All records are to be retyped faithfully and completely.

DATA SHOWN:

......

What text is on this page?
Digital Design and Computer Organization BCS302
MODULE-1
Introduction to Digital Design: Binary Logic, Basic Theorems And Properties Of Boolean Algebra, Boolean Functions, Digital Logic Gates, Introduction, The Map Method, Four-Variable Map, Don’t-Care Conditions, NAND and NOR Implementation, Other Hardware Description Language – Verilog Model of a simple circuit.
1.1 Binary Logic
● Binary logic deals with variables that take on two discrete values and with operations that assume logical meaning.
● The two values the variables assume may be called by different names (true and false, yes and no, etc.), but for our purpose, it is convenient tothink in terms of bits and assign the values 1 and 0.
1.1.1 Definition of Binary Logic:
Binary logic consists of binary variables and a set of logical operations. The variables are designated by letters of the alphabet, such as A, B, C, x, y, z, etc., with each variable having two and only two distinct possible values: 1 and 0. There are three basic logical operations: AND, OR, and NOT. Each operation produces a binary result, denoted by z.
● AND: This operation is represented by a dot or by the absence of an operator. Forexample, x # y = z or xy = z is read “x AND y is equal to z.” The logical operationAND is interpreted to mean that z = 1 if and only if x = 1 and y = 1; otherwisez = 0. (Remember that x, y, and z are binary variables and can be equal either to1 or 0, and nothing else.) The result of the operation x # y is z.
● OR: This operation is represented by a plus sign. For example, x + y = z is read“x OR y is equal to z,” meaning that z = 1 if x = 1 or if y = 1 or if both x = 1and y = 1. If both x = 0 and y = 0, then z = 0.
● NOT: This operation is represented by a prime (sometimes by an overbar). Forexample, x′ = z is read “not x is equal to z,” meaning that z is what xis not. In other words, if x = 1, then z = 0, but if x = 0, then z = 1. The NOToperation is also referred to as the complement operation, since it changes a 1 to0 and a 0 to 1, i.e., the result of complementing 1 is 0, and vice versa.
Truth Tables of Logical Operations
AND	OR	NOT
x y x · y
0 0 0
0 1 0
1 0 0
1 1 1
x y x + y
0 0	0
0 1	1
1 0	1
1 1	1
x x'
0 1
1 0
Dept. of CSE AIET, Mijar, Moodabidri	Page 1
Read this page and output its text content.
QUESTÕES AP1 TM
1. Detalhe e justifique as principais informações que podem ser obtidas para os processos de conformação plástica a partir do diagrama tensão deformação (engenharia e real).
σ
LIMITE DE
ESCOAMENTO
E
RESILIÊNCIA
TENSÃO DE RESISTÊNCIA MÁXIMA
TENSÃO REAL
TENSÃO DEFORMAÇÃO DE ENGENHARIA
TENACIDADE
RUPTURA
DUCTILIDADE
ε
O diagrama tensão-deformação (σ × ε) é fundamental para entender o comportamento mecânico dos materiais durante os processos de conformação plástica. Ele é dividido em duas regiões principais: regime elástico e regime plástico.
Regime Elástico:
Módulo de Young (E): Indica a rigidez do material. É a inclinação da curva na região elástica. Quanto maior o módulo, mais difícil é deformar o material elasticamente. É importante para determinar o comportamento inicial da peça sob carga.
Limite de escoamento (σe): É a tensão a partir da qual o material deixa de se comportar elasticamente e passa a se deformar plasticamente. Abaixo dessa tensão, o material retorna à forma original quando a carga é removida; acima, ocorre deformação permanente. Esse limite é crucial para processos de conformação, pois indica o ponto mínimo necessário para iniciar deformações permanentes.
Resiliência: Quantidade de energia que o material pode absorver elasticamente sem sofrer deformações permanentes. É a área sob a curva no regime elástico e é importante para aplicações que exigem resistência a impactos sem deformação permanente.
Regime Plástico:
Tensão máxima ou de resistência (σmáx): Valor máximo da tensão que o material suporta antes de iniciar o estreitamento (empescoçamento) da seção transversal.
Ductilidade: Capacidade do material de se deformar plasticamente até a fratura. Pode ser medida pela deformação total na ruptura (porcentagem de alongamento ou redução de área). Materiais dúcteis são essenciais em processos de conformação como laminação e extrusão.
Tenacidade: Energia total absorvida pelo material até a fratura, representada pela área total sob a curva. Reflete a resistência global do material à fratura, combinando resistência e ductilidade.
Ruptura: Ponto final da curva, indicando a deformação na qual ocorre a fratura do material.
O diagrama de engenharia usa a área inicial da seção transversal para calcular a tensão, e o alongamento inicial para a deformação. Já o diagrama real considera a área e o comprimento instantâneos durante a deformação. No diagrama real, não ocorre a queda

......

ANSWER TO THE PROBLEM:
What text is on this page?
Digital Design and Computer Organization BCS302
MODULE-1
Introduction to Digital Design: Binary Logic, Basic Theorems And Properties Of Boolean Algebra, Boolean Functions, Digital Logic Gates, Introduction, The Map Method, Four-Variable Map, Don’t-Care Conditions, NAND and NOR Implementation, Other Hardware Description Language – Verilog Model of a simple circuit.
1.1 Binary Logic
● Binary logic deals with variables that take on two discrete values and with operations that assume logical meaning.
● The two values the variables assume may be called by different names (true and false, yes and no, etc.), but for our purpose, it is convenient tothink in terms of bits and assign the values 1 and 0.
1.1.1 Definition of Binary Logic:
Binary logic consists of binary variables and a set of logical operations. The variables are designated by letters of the alphabet, such as A, B, C, x, y, z, etc., with each variable having two and only two distinct possible values: 1 and 0. There are three basic logical operations: AND, OR, and NOT. Each operation produces a binary result, denoted by z.
● AND: This operation is represented by a dot or by the absence of an operator. Forexample, x # y = z or xy = z is read “x AND y is equal to z.” The logical operationAND is interpreted to mean that z = 1 if and only if x = 1 and y = 1; otherwisez = 0. (Remember that x, y, and z are binary variables and can be equal either to1 or 0, and nothing else.) The result of the operation x # y is z.
● OR: This operation is represented by a plus sign. For example, x + y = z is read“x OR y is equal to z,” meaning that z = 1 if x = 1 or if y = 1 or if both x = 1and y = 1. If both x = 0 and y = 0, then z = 0.
● NOT: This operation is represented by a prime (sometimes by an overbar). Forexample, x′ = z is read “not x is equal to z,” meaning that z is what xis not. In other words, if x = 1, then z = 0, but if x = 0, then z = 1. The NOToperation is also referred to as the complement operation, since it changes a 1 to0 and a 0 to 1, i.e., the result of complementing 1 is 0, and vice versa.
Truth Tables of Logical Operations
AND	OR	NOT
x y x · y
0 0 0
0 1 0
1 0 0
1 1 1
x y x + y
0 0	0
0 1	1
1 0	1
1 1	1
x x'
0 1
1 0
Dept. of CSE AIET, Mijar, Moodabidri	Page 1
Read this page and output its text content.
QUESTÕES AP1 TM
1. Detalhe e justifique as principais informações que podem ser obtidas para os processos de conformação plástica a partir do diagrama tensão deformação (engenharia e real).
σ
LIMITE DE
ESCOAMENTO
E
RESILIÊNCIA
TENSÃO DE RESISTÊNCIA MÁXIMA
TENSÃO REAL
TENSÃO DEFORMAÇÃO DE ENGENHARIA
TENACIDADE
RUPTURA
DUCTILIDADE
ε
O diagrama tensão-deformação (σ × ε) é fundamental para entender o comportamento mecânico dos materiais durante os processos de conformação plástica. Ele é dividido em duas regiões principais: regime elástico e regime plástico.
Regime Elástico:
Módulo de Young (E): Indica a rigidez do material. É a inclinação da curva na região elástica. Quanto maior o módulo, mais difícil é deformar o material elasticamente. É importante para determinar o comportamento inicial da peça sob carga.
Limite de escoamento (σe): É a tensão a partir da qual o material deixa de se comportar elasticamente e passa a se deformar plasticamente. Abaixo dessa tensão, o material retorna à forma original quando a carga é removida; acima, ocorre deformação permanente. Esse limite é crucial para processos de conformação, pois indica o ponto mínimo necessário para iniciar deformações permanentes.
Resiliência: Quantidade de energia que o material pode absorver elasticamente sem sofrer deformações permanentes. É a área sob a curva no regime elástico e é importante para aplicações que exigem resistência a impactos sem deformação permanente.
Regime Plástico:
Tensão máxima ou de resistência (σmáx): Valor máximo da tensão que o material suporta antes de iniciar o estreitamento (empescoçamento) da seção transversal.
Ductilidade: Capacidade do material de se deformar plasticamente até a fratura. Pode ser medida pela deformação total na ruptura (porcentagem de alongamento ou redução de área). Materiais dúcteis são essenciais em processos de conformação como laminação e extrusão.
Tenacidade: Energia total absorvida pelo material até a fratura, representada pela área total sob a curva. Reflete a resistência global do material à fratura, combinando resistência e ductilidade.
Ruptura: Ponto final da curva, indicando a deformação na qual ocorre a fratura do material.
O diagrama de engenharia usa a área inicial da seção transversal para calcular a tensão, e o alongamento inicial para a deformação. Já o diagrama real considera a área e o comprimento instantâneos durante a deformação. No diagrama real, não ocorre a queda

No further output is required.